— start Records provided —
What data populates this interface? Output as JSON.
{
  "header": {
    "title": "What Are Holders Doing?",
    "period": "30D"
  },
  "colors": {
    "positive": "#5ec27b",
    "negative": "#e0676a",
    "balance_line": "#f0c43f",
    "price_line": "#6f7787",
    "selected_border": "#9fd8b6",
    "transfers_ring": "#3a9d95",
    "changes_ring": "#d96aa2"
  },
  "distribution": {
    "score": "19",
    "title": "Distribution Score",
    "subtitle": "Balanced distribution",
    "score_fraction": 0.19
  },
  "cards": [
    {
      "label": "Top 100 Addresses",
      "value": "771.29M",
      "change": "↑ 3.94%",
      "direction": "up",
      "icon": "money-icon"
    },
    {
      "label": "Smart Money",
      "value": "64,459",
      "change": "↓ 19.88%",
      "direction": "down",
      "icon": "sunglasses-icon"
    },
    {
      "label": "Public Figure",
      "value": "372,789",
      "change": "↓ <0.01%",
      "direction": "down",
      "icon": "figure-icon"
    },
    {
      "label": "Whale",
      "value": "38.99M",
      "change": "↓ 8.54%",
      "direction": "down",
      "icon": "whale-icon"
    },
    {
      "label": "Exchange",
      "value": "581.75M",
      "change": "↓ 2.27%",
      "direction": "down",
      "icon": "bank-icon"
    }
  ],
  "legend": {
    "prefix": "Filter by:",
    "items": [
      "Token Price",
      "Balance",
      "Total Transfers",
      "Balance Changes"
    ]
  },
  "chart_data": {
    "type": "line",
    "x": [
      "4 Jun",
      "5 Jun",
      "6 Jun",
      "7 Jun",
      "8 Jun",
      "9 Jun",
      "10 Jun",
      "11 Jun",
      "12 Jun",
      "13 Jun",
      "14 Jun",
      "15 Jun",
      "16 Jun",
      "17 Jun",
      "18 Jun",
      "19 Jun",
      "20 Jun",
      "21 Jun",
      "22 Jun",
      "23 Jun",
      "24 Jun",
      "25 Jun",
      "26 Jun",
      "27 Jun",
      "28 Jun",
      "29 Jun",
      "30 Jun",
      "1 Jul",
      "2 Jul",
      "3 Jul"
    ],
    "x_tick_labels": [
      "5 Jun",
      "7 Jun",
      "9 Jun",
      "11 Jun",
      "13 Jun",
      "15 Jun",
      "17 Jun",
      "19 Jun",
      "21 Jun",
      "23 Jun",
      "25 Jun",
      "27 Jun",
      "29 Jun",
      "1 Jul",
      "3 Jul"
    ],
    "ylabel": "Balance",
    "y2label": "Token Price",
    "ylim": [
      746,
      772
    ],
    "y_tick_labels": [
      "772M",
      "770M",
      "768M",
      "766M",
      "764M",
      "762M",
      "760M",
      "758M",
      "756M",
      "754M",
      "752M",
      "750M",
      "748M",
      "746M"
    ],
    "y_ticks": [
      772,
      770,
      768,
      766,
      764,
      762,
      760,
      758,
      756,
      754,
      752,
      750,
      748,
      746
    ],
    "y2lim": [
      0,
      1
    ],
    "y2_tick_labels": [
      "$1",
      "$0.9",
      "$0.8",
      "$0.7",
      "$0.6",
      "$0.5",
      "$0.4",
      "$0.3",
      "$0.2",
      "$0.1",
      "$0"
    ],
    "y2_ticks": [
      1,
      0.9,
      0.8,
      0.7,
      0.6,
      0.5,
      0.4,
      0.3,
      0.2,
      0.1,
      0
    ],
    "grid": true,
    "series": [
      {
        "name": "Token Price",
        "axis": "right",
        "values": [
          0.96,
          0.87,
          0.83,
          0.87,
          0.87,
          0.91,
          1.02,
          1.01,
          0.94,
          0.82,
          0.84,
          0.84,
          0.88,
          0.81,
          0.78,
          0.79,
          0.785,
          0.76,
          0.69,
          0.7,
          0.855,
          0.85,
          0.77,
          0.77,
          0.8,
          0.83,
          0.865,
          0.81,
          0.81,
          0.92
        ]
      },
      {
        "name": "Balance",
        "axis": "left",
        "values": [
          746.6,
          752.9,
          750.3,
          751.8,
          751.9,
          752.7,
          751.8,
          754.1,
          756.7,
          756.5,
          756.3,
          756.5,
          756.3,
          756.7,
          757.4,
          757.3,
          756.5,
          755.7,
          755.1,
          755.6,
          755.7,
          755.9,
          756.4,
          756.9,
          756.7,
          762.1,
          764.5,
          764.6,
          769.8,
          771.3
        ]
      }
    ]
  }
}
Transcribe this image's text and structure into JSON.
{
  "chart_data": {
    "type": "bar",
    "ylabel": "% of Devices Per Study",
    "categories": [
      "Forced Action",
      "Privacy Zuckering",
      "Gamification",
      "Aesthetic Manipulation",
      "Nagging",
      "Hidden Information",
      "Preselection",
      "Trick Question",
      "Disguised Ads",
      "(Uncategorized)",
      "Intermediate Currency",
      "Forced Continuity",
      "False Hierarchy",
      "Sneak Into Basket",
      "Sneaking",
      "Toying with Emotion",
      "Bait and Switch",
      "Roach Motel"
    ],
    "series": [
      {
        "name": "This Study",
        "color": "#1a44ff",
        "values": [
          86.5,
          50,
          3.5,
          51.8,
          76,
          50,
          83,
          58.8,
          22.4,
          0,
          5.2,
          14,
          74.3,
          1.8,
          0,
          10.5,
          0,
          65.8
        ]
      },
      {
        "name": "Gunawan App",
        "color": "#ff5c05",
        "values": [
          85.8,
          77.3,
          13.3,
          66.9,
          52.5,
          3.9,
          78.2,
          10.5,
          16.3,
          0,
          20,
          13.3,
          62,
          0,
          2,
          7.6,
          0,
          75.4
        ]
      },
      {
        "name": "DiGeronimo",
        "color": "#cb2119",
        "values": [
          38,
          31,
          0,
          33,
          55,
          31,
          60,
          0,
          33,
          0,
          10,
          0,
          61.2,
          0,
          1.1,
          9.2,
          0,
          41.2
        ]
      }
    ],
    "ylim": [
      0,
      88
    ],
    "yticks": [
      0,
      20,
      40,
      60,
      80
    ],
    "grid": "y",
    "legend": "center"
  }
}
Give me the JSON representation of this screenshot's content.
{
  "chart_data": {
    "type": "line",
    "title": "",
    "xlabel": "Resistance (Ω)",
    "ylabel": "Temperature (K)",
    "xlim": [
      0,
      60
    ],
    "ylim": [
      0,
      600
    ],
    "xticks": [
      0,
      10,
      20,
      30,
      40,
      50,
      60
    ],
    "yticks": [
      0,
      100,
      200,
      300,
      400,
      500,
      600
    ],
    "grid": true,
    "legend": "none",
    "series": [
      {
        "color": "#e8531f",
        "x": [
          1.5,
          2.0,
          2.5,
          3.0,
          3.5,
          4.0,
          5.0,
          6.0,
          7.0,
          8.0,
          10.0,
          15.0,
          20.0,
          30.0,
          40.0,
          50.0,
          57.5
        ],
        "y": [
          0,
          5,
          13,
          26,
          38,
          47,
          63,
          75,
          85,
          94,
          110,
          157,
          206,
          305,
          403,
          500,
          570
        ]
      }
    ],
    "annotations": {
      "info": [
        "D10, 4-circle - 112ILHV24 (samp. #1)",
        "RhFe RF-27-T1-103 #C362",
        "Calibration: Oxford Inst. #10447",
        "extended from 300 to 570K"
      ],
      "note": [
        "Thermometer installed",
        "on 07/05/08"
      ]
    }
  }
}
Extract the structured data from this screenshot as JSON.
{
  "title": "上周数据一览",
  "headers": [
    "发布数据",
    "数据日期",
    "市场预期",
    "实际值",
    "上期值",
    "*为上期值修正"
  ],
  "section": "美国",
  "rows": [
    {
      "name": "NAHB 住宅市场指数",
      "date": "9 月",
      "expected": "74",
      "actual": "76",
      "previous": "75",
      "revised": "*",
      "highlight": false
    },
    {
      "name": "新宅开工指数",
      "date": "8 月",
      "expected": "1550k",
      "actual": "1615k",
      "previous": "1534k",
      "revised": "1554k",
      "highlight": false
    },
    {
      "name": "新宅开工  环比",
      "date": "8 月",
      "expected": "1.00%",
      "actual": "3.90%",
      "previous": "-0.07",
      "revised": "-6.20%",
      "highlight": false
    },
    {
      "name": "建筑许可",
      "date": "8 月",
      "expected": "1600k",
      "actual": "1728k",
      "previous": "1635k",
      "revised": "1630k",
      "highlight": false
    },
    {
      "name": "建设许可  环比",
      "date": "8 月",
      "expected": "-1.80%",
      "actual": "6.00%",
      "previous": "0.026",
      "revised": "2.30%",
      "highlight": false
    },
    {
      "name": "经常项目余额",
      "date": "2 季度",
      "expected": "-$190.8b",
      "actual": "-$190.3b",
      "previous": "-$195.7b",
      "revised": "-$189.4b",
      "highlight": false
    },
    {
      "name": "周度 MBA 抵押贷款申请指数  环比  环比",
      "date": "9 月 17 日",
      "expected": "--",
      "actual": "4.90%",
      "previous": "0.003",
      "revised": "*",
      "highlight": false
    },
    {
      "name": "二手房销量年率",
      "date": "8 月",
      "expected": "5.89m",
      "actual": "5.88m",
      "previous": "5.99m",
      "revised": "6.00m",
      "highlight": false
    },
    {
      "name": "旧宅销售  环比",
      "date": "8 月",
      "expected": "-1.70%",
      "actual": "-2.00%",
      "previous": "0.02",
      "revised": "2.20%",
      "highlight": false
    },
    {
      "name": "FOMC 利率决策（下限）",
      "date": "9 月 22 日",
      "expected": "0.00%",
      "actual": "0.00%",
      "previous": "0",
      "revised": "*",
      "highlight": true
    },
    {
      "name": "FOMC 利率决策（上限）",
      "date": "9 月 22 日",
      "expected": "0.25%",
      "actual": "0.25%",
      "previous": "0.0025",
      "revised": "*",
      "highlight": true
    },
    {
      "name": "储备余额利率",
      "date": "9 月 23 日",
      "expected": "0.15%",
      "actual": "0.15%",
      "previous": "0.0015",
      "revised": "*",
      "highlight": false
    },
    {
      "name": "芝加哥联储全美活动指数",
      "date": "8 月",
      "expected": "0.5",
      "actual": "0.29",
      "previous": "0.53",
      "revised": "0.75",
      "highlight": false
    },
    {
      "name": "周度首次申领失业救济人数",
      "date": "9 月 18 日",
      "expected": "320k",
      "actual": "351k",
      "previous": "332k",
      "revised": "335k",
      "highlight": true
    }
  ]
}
— end Records provided —
* Direction *
Go over the records above and tally the lines with the word "Study" in them. Give the number alone.

* Completed task *
2